Because adults performed all the roles of children, when Hanks acted as an adult, the scenes were motion-captured twice: once with children as stand-ins and once with the adults playing the children. When he interacted with another character he was playing – in one scene, for example, the conductor hands a ticket to Chris – Hanks worked with stand-ins. "We didn’t keep the children’s performances unless they were specifically called for," says Gordon. Actors moved from one motion-capture stage to another, depending on what the scene called for.
"The production crew had a giant tinker-toy kit that they could run in and assemble in any set at any time," says Gordon. " Bob wanted to shoot in continuity. It helped the actors keep their heads around where they were and who they were. Even though there were wireframe sets and props, the stages were still vague."
Says Chen, "The sets looked like the holodeck from Star Trek, everything grey and black with high-tech-looking lights. And then 20 feet away, inside the Widow Maker, there were all these people working on computers."
The Widow Maker
The Widow Maker was a 15-foot-wide, 50-foot-long room with desks on either side where 18 people from Giant and Imageworks checked the streaming data to make sure the performances were captured. Each take would often involve as much as three GB of data.
"To put this in context," says Gordon, who was also motion-capture supervisor for the last two Matrix films, "on The Matrix, six months of motion-capture data, every single file and every working version of every file I was involved in shooting totaled slightly less than 10 GB of data. On Polar, we shot 50 Gigs a day." Imageworks tweaked House of Moves’ Diva software to handle the data coming in and then tweaked Windows to handle the large file sizes. (House of Moves was acquired by Vicon last spring.)
"We could capture only three minutes at a time because there was so much data," says Chen. "Then we’d wait for a minute and a half to get confirmation that we got a good take. It was so stressful. Even though this had never been done before, everyone expected it would work. I had a walkie-talkie with an earwig to hear what was going on in the control room, but I took it off. They were always on the verge of it not working."
All the while Zemeckis directed the actors being motion-captured, as many as 12 cameramen were filming the performances. "If you’re not filming with a real camera, it can get confusing," says Chen. "We needed to be conscious of eye lines, of screen direction. [DP] Don Burgess was on set with us making notes for us to use later."
At the end of the day, Zemeckis took the video reference from the motion-capture sessions and began picking performances. "He wasn’t thinking of camera angles yet," says Chen. "He was looking at the way Tom ran in, the way he delivered a line."

Stated goal -
Summarize the motion-capture passage in two sentences. Rely solely on the motion-capture passage when completing the task.

Record excerpts -
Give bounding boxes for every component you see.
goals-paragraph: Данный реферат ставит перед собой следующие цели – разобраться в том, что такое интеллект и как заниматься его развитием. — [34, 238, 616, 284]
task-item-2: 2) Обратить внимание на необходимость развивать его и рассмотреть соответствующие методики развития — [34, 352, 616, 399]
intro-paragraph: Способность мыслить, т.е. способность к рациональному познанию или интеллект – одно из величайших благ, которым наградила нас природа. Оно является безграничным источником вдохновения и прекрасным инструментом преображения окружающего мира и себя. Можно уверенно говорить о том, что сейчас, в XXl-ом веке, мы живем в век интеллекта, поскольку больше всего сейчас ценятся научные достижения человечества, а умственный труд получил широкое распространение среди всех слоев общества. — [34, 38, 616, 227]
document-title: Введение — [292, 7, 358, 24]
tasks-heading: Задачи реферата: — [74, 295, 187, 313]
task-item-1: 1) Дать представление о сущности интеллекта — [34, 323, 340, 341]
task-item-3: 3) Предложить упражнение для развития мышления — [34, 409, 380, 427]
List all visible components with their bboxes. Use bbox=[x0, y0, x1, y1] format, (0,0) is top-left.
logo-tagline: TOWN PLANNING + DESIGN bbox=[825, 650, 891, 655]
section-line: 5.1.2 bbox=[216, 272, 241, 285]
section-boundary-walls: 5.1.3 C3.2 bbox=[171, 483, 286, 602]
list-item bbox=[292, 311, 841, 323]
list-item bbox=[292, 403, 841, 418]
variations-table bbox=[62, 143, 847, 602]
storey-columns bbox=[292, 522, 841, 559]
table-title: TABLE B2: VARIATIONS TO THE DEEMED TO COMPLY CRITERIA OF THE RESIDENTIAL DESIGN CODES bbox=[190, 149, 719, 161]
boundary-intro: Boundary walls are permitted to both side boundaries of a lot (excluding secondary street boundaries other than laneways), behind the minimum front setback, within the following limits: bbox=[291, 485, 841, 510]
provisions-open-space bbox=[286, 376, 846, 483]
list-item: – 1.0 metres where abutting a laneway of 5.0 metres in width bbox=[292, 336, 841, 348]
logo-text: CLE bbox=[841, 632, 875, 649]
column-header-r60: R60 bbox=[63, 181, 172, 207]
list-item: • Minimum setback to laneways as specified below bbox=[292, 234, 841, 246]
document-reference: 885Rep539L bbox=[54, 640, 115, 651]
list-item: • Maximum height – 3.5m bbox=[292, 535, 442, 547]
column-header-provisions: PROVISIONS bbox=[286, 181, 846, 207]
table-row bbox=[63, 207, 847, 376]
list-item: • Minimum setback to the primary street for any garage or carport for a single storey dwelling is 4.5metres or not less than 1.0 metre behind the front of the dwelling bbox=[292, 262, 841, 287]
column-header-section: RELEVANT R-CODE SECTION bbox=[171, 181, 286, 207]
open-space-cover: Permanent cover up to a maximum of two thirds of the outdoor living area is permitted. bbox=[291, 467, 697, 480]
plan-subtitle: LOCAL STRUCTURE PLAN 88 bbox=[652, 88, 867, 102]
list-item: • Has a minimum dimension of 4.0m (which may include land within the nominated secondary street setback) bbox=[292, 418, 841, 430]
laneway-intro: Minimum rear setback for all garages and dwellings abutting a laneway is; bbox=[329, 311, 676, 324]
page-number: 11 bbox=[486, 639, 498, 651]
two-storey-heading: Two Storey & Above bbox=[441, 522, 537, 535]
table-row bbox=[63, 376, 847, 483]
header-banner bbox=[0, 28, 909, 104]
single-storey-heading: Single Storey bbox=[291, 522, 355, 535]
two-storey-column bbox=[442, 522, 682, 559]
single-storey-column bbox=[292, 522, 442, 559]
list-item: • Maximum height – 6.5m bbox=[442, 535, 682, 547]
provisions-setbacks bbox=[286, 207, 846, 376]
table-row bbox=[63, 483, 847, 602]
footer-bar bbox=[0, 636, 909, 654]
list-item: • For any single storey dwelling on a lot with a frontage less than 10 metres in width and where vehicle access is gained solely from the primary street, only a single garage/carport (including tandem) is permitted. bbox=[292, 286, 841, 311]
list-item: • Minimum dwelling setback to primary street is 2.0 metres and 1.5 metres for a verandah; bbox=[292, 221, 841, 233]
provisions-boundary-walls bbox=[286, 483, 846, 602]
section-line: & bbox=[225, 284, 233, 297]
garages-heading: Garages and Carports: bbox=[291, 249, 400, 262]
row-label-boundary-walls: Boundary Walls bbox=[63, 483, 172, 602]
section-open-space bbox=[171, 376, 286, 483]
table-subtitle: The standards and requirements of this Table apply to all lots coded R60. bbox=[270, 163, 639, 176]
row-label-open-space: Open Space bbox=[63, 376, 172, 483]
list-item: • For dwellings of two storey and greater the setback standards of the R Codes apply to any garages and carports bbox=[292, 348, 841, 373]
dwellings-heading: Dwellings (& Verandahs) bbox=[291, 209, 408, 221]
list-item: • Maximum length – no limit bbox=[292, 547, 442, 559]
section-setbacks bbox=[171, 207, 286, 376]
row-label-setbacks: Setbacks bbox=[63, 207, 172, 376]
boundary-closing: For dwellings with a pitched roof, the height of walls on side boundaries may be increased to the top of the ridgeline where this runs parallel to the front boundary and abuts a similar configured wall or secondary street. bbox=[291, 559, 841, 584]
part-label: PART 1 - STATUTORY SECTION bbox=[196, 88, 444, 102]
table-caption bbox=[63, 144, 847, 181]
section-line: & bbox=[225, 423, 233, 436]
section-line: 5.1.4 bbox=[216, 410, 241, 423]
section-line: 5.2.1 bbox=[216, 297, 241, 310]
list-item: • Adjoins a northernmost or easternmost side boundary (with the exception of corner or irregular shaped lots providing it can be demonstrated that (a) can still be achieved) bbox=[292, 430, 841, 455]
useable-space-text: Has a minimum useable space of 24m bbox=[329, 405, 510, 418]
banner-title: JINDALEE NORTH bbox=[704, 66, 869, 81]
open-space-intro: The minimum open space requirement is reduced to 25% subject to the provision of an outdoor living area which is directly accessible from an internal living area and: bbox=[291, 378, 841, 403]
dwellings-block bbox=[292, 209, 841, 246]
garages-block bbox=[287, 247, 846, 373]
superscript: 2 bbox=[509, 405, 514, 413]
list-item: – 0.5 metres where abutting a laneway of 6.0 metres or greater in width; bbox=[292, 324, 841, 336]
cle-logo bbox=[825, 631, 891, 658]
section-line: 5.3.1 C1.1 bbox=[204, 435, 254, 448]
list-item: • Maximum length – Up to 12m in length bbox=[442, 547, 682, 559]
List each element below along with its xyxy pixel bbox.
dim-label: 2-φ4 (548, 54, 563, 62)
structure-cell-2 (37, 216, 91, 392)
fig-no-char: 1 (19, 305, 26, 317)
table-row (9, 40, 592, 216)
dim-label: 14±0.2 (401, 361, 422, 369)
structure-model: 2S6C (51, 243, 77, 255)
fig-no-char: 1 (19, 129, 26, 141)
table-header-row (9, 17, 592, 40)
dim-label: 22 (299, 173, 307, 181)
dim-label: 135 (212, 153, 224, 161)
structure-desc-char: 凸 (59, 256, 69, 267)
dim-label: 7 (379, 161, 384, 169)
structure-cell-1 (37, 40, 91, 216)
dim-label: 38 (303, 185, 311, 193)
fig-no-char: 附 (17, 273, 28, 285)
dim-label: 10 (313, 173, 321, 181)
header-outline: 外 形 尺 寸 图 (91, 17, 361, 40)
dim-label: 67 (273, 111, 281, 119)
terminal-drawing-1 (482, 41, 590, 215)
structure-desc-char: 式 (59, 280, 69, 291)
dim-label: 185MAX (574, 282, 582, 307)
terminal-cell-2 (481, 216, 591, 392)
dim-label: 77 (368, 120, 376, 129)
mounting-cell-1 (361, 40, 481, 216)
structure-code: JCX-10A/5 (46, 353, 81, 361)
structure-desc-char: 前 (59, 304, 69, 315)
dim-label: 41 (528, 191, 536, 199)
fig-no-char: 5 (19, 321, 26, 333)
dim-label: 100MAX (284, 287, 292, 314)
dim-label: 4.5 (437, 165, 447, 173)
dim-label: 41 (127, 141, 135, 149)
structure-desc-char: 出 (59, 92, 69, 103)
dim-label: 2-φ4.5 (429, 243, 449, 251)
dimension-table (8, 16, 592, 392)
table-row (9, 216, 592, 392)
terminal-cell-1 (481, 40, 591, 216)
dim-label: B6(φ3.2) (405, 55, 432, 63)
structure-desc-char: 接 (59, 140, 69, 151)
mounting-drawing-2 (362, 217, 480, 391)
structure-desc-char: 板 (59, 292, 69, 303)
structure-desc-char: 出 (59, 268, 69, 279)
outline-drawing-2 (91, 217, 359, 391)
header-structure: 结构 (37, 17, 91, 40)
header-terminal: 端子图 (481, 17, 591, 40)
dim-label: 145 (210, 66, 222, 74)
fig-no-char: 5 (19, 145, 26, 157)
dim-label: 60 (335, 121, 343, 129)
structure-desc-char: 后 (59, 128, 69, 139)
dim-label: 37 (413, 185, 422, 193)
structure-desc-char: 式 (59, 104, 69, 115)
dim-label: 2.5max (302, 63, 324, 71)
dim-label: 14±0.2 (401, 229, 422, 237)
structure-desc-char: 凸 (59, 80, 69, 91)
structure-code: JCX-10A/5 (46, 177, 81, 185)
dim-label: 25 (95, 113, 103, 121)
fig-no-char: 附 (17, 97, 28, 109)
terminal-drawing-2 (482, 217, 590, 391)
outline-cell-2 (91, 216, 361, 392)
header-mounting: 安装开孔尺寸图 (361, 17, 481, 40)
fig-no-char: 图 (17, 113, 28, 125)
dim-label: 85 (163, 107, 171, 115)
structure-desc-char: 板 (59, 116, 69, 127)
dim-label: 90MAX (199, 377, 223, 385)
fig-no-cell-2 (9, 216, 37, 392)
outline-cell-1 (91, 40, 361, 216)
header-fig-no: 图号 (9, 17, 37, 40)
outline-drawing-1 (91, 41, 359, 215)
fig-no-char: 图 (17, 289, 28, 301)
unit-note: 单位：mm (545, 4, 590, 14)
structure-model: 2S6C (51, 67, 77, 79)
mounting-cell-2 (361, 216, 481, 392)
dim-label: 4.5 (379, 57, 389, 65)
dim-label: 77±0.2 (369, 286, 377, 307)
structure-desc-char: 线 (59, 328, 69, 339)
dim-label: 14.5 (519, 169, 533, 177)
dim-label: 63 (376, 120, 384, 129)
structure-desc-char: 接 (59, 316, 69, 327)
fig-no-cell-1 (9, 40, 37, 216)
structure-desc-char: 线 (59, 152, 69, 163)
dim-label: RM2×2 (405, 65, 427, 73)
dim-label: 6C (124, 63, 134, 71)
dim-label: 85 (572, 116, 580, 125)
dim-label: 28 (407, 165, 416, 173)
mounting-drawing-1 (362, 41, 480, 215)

Full response -
Adults played the children's roles, so scenes in which Hanks acted as an adult were captured twice, and the actors performed on vague stages with wireframe sets while 18 people in a room called the Widow Maker checked the streaming data to make sure each performance was captured. The data volume was so large, reaching 50 GB a day, that capture was limited to three minutes at a time, and at the end of each day Zemeckis reviewed the video reference to pick performances.